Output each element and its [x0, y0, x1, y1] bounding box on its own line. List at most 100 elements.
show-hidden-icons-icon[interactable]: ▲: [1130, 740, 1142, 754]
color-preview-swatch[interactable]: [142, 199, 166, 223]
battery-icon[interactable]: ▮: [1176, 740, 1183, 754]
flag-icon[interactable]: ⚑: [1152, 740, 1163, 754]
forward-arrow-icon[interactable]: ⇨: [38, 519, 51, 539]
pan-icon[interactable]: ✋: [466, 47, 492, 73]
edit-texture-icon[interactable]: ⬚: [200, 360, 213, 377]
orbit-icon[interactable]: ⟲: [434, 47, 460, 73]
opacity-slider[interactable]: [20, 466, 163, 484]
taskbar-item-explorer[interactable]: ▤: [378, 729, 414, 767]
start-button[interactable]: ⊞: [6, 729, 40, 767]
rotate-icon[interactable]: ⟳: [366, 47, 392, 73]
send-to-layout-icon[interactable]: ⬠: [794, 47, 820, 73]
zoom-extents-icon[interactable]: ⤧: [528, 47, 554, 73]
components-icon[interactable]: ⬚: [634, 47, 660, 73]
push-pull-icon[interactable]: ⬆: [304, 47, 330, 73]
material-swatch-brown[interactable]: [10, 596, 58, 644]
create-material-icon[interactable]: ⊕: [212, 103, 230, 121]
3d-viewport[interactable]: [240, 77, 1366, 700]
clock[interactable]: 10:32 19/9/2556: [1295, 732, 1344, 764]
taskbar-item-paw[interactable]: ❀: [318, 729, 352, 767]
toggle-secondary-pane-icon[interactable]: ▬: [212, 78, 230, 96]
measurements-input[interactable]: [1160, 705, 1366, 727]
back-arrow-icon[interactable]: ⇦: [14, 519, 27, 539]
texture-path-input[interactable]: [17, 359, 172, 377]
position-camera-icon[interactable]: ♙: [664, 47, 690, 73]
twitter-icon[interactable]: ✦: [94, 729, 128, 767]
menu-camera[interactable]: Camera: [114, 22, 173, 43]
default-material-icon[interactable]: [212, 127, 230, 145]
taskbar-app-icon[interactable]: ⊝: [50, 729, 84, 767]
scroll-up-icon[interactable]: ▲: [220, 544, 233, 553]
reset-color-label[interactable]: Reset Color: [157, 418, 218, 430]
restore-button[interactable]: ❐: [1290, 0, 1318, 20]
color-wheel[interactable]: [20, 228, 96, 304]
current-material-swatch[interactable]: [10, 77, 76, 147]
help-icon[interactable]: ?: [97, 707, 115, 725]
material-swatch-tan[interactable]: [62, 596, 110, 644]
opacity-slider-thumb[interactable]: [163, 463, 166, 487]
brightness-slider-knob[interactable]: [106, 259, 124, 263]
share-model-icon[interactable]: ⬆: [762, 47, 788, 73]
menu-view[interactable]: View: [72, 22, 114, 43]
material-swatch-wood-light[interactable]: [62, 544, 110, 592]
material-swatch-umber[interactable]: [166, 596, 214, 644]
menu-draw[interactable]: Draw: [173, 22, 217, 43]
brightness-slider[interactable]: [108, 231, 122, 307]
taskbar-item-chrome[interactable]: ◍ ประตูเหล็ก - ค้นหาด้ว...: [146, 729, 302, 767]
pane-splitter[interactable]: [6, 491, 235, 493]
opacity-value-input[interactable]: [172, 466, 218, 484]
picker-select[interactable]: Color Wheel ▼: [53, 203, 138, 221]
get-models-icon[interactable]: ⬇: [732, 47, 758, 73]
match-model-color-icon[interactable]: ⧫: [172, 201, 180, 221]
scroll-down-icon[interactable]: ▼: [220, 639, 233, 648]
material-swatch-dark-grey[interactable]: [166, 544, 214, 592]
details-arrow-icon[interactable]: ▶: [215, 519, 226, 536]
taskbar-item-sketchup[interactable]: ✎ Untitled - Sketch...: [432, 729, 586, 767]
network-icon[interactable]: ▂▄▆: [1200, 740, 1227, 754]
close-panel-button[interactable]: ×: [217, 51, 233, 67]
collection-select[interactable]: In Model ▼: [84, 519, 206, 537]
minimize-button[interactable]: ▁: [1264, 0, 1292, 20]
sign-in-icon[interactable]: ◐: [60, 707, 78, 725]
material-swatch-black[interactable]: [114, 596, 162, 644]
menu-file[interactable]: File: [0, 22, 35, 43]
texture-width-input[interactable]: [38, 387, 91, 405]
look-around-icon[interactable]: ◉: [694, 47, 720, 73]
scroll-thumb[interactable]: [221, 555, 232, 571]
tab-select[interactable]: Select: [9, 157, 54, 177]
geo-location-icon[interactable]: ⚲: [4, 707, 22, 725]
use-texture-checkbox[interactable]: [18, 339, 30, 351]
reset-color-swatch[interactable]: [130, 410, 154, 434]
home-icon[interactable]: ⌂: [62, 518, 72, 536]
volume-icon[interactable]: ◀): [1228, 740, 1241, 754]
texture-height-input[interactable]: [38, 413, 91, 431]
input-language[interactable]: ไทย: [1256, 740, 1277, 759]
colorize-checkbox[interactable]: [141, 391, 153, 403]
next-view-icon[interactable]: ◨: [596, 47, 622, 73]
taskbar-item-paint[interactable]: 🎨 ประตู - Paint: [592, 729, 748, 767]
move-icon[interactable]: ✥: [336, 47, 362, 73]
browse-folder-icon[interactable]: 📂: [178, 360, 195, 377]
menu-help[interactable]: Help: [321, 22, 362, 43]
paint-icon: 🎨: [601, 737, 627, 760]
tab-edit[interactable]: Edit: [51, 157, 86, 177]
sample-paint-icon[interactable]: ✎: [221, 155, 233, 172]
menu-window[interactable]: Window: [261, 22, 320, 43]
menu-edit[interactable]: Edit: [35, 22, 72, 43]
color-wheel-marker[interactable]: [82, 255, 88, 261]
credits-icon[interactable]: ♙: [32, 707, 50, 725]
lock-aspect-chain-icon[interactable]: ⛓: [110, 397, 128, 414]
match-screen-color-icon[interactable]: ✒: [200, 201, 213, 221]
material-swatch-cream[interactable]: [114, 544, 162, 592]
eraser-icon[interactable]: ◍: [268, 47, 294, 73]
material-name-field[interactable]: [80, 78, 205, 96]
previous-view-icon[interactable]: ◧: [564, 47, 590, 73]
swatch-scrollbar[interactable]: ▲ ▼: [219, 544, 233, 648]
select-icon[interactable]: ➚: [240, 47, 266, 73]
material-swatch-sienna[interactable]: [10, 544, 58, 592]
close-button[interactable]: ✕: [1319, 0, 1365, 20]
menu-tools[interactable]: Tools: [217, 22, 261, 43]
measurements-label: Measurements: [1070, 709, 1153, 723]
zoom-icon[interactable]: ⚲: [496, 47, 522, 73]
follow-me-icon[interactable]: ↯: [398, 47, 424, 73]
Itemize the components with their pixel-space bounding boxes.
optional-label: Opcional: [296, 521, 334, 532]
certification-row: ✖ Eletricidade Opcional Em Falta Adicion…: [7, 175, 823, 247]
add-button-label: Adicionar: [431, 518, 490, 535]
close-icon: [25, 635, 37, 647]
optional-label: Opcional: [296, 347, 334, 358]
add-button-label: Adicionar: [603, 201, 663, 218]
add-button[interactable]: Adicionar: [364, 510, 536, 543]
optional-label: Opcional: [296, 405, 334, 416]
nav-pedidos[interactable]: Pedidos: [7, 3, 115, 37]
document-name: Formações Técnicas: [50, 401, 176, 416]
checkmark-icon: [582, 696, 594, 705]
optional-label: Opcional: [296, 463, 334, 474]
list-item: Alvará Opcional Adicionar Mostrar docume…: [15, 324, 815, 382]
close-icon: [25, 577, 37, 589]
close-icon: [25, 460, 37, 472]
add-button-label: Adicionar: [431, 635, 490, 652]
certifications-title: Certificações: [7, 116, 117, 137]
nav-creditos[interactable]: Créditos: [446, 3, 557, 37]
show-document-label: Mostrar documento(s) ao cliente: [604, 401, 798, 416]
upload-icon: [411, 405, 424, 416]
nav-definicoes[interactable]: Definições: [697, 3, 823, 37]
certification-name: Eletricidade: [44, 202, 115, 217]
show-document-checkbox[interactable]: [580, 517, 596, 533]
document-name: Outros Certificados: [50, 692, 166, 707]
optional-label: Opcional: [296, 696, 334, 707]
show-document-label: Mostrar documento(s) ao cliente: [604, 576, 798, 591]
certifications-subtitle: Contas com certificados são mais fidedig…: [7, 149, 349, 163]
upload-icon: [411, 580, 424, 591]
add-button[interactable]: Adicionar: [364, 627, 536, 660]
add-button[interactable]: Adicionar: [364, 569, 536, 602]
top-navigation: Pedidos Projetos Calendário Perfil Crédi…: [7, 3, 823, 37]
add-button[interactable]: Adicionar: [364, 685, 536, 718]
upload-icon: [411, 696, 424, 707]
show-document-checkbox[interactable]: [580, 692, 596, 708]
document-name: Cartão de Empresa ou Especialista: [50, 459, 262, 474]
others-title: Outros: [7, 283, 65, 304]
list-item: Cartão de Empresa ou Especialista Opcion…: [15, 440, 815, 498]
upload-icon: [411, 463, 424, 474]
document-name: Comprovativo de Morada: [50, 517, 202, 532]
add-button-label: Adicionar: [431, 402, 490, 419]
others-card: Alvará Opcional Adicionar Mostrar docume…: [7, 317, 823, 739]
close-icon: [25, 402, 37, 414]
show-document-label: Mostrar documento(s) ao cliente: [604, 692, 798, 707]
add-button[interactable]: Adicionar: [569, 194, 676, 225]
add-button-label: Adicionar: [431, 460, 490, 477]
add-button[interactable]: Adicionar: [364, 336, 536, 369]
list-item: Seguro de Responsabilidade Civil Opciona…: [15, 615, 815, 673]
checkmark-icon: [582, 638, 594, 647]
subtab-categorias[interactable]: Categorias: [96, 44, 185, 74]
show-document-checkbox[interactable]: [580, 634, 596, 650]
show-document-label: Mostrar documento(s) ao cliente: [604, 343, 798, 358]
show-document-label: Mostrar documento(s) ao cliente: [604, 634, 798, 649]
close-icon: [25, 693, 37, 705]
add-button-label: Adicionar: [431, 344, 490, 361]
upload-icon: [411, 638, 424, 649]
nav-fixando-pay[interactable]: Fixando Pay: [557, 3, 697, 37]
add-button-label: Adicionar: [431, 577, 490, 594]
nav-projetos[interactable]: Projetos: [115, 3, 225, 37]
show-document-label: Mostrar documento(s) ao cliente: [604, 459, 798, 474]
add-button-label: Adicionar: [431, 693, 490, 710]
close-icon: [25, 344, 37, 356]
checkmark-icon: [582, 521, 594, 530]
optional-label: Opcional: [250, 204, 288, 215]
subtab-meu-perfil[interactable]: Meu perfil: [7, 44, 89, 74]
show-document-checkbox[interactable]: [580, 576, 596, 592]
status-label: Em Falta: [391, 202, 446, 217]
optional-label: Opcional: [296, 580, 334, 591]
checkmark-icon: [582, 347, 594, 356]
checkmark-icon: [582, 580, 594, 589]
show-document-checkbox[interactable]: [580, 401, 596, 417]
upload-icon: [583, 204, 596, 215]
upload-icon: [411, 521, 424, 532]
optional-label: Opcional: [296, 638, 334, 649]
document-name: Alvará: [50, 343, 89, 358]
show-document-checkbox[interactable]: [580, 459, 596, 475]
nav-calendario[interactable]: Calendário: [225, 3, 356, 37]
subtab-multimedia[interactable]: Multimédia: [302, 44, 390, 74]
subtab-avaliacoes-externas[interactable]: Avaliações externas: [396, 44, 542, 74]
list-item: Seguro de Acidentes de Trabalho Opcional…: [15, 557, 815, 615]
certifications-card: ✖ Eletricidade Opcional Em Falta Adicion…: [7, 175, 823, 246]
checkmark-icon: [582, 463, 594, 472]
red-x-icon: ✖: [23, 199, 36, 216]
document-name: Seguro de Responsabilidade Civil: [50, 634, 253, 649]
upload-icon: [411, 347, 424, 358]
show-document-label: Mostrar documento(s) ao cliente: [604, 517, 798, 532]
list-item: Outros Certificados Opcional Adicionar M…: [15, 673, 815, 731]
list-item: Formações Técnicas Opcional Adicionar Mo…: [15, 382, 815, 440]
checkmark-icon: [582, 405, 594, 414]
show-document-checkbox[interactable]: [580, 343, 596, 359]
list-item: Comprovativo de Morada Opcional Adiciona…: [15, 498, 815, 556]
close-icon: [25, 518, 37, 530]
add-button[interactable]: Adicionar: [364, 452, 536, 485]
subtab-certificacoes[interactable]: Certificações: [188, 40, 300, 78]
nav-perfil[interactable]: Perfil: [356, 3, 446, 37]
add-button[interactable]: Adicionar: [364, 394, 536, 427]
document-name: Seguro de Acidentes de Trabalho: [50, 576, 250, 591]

▶ [书面题目]
列出上方各行中含有字符串“Seguro”的每一行，并逐行完整抄录。

▶ [本题输出]
list-item: Seguro de Responsabilidade Civil Opciona…: [15, 615, 815, 673]
list-item: Seguro de Acidentes de Trabalho Opcional…: [15, 557, 815, 615]
document-name: Seguro de Responsabilidade Civil: [50, 634, 253, 649]
document-name: Seguro de Acidentes de Trabalho: [50, 576, 250, 591]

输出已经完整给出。